Task brief |
Reproduce every one of the lines below word for word, but leave the pictures out.
↓
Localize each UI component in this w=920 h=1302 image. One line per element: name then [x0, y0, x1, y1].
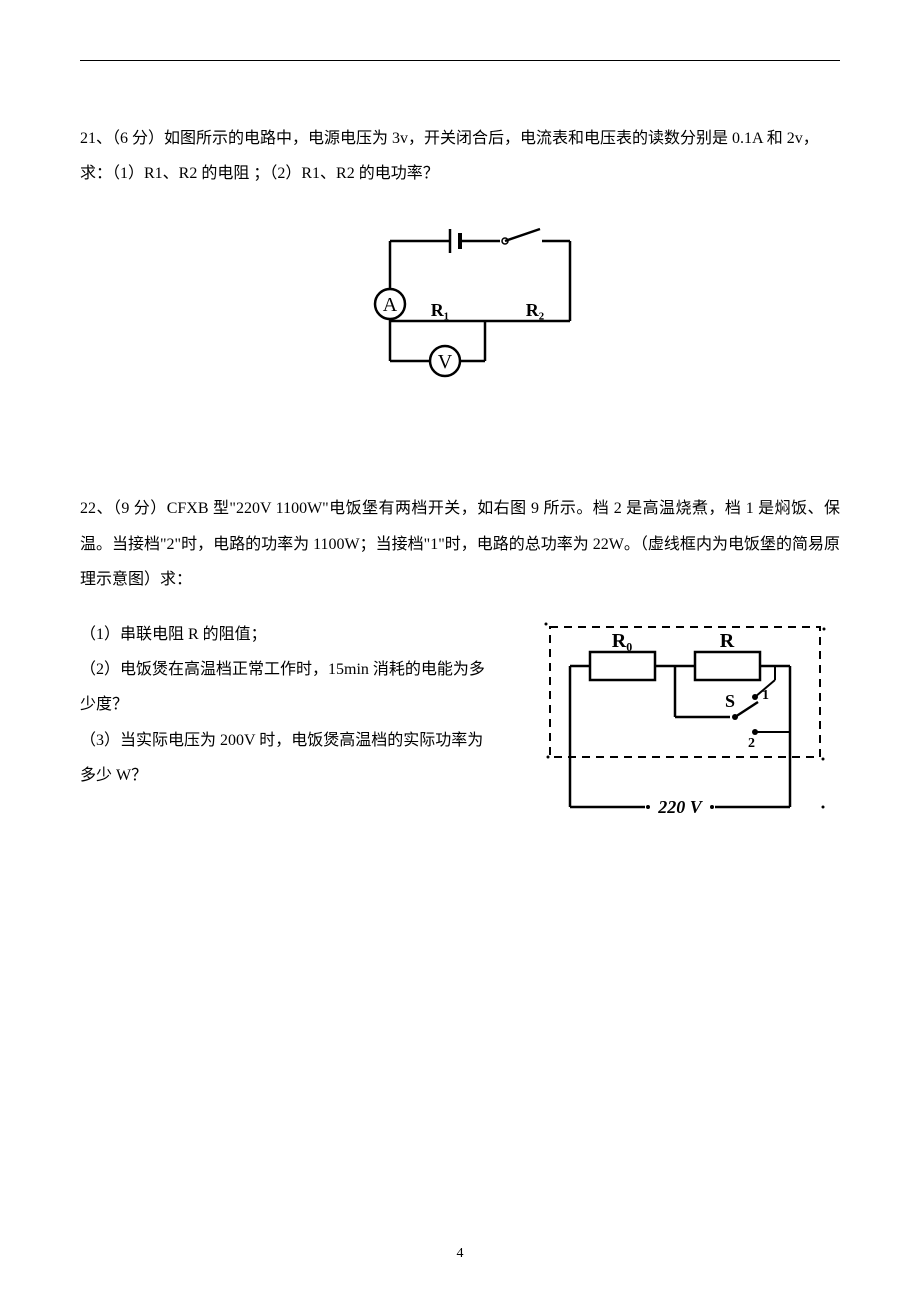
q22-points: （9 分）	[113, 500, 167, 517]
q21-text: 21、（6 分）如图所示的电路中，电源电压为 3v，开关闭合后，电流表和电压表的…	[80, 121, 840, 156]
r2-label: R₂	[526, 300, 544, 320]
q22-number: 22、	[80, 500, 113, 517]
r1-label: R₁	[431, 300, 449, 320]
question-22: 22、（9 分）CFXB 型"220V 1100W"电饭堡有两档开关，如右图 9…	[80, 491, 840, 793]
q22-sub2: （2）电饭煲在高温档正常工作时，15min 消耗的电能为多少度？	[80, 652, 498, 722]
q22-sub1: （1）串联电阻 R 的阻值；	[80, 617, 498, 652]
q21-points: （6 分）	[112, 130, 164, 147]
q22-main-text: 22、（9 分）CFXB 型"220V 1100W"电饭堡有两档开关，如右图 9…	[80, 491, 840, 597]
q21-prompt: 求：（1）R1、R2 的电阻 ；（2）R1、R2 的电功率？	[80, 156, 840, 191]
voltmeter-label: V	[438, 351, 453, 373]
q21-body: 如图所示的电路中，电源电压为 3v，开关闭合后，电流表和电压表的读数分别是 0.…	[164, 130, 819, 147]
voltage-label: 220 V	[657, 797, 704, 817]
q21-number: 21、	[80, 130, 112, 147]
question-21: 21、（6 分）如图所示的电路中，电源电压为 3v，开关闭合后，电流表和电压表的…	[80, 121, 840, 191]
ammeter-label: A	[383, 294, 398, 316]
page-number: 4	[457, 1246, 464, 1262]
q22-circuit-diagram: R₀ R S 1	[530, 607, 840, 852]
switch-label: S	[725, 691, 735, 711]
page-divider	[80, 60, 840, 61]
q22-sub3: （3）当实际电压为 200V 时，电饭煲高温档的实际功率为多少 W？	[80, 723, 498, 793]
terminal-2: 2	[748, 736, 755, 751]
r0-label: R₀	[612, 630, 632, 652]
r-label: R	[720, 630, 735, 652]
q22-body: CFXB 型"220V 1100W"电饭堡有两档开关，如右图 9 所示。档 2 …	[80, 500, 840, 587]
q21-circuit-diagram: A R₁ R₂ V	[80, 221, 840, 391]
↑
Output |
Localize each UI component in this w=920 h=1302 image. One line per element: name then [x0, y0, x1, y1].
q22-points: （9 分）	[113, 500, 167, 517]
q21-text: 21、（6 分）如图所示的电路中，电源电压为 3v，开关闭合后，电流表和电压表的…	[80, 121, 840, 156]
r2-label: R₂	[526, 300, 544, 320]
q22-number: 22、	[80, 500, 113, 517]
r1-label: R₁	[431, 300, 449, 320]
question-22: 22、（9 分）CFXB 型"220V 1100W"电饭堡有两档开关，如右图 9…	[80, 491, 840, 793]
q22-sub2: （2）电饭煲在高温档正常工作时，15min 消耗的电能为多少度？	[80, 652, 498, 722]
q22-sub1: （1）串联电阻 R 的阻值；	[80, 617, 498, 652]
q21-points: （6 分）	[112, 130, 164, 147]
q22-main-text: 22、（9 分）CFXB 型"220V 1100W"电饭堡有两档开关，如右图 9…	[80, 491, 840, 597]
q21-prompt: 求：（1）R1、R2 的电阻 ；（2）R1、R2 的电功率？	[80, 156, 840, 191]
voltmeter-label: V	[438, 351, 453, 373]
q21-body: 如图所示的电路中，电源电压为 3v，开关闭合后，电流表和电压表的读数分别是 0.…	[164, 130, 819, 147]
voltage-label: 220 V	[657, 797, 704, 817]
q21-number: 21、	[80, 130, 112, 147]
question-21: 21、（6 分）如图所示的电路中，电源电压为 3v，开关闭合后，电流表和电压表的…	[80, 121, 840, 191]
ammeter-label: A	[383, 294, 398, 316]
page-number: 4	[457, 1246, 464, 1262]
q22-circuit-diagram: R₀ R S 1	[530, 607, 840, 852]
switch-label: S	[725, 691, 735, 711]
page-divider	[80, 60, 840, 61]
q22-sub3: （3）当实际电压为 200V 时，电饭煲高温档的实际功率为多少 W？	[80, 723, 498, 793]
terminal-2: 2	[748, 736, 755, 751]
r0-label: R₀	[612, 630, 632, 652]
r-label: R	[720, 630, 735, 652]
q22-body: CFXB 型"220V 1100W"电饭堡有两档开关，如右图 9 所示。档 2 …	[80, 500, 840, 587]
q21-circuit-diagram: A R₁ R₂ V	[80, 221, 840, 391]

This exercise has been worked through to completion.